- [Work required]
Copy every line of the listing exactly.

§ §

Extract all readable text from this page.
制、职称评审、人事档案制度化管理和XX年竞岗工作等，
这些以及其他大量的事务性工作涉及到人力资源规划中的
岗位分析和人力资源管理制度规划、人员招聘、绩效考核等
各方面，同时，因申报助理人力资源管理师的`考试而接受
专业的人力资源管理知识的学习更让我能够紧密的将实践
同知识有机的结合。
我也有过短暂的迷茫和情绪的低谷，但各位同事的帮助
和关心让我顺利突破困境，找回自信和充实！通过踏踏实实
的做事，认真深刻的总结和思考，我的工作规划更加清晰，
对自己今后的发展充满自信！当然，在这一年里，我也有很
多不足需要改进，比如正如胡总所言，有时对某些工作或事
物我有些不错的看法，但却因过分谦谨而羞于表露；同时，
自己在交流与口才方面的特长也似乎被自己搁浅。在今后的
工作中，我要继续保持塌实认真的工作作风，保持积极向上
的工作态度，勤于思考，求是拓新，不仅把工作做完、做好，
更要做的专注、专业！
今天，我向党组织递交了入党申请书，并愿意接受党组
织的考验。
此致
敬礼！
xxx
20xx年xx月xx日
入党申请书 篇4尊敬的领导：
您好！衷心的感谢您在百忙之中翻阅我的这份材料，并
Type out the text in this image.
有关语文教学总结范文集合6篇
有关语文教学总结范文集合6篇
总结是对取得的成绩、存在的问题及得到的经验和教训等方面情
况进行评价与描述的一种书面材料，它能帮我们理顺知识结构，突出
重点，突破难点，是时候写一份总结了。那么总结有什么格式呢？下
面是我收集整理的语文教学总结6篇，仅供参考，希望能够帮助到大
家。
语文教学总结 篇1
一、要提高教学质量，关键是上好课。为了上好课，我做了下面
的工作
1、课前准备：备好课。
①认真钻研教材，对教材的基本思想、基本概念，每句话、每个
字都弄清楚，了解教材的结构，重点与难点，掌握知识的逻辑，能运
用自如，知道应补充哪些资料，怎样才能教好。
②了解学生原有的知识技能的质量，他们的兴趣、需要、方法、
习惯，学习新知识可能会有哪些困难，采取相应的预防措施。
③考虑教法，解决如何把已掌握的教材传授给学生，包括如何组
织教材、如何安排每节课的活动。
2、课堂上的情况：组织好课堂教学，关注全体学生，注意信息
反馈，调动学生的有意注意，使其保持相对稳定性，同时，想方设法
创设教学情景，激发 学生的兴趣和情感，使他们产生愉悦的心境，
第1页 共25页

§ §

- [Worked answer]
Extract all readable text from this page.
制、职称评审、人事档案制度化管理和XX年竞岗工作等，
这些以及其他大量的事务性工作涉及到人力资源规划中的
岗位分析和人力资源管理制度规划、人员招聘、绩效考核等
各方面，同时，因申报助理人力资源管理师的`考试而接受
专业的人力资源管理知识的学习更让我能够紧密的将实践
同知识有机的结合。
我也有过短暂的迷茫和情绪的低谷，但各位同事的帮助
和关心让我顺利突破困境，找回自信和充实！通过踏踏实实
的做事，认真深刻的总结和思考，我的工作规划更加清晰，
对自己今后的发展充满自信！当然，在这一年里，我也有很
多不足需要改进，比如正如胡总所言，有时对某些工作或事
物我有些不错的看法，但却因过分谦谨而羞于表露；同时，
自己在交流与口才方面的特长也似乎被自己搁浅。在今后的
工作中，我要继续保持塌实认真的工作作风，保持积极向上
的工作态度，勤于思考，求是拓新，不仅把工作做完、做好，
更要做的专注、专业！
今天，我向党组织递交了入党申请书，并愿意接受党组
织的考验。
此致
敬礼！
xxx
20xx年xx月xx日
入党申请书 篇4尊敬的领导：
您好！衷心的感谢您在百忙之中翻阅我的这份材料，并
Type out the text in this image.
有关语文教学总结范文集合6篇
有关语文教学总结范文集合6篇
总结是对取得的成绩、存在的问题及得到的经验和教训等方面情
况进行评价与描述的一种书面材料，它能帮我们理顺知识结构，突出
重点，突破难点，是时候写一份总结了。那么总结有什么格式呢？下
面是我收集整理的语文教学总结6篇，仅供参考，希望能够帮助到大
家。
语文教学总结 篇1
一、要提高教学质量，关键是上好课。为了上好课，我做了下面
的工作
1、课前准备：备好课。
①认真钻研教材，对教材的基本思想、基本概念，每句话、每个
字都弄清楚，了解教材的结构，重点与难点，掌握知识的逻辑，能运
用自如，知道应补充哪些资料，怎样才能教好。
②了解学生原有的知识技能的质量，他们的兴趣、需要、方法、
习惯，学习新知识可能会有哪些困难，采取相应的预防措施。
③考虑教法，解决如何把已掌握的教材传授给学生，包括如何组
织教材、如何安排每节课的活动。
2、课堂上的情况：组织好课堂教学，关注全体学生，注意信息
反馈，调动学生的有意注意，使其保持相对稳定性，同时，想方设法
创设教学情景，激发 学生的兴趣和情感，使他们产生愉悦的心境，
第1页 共25页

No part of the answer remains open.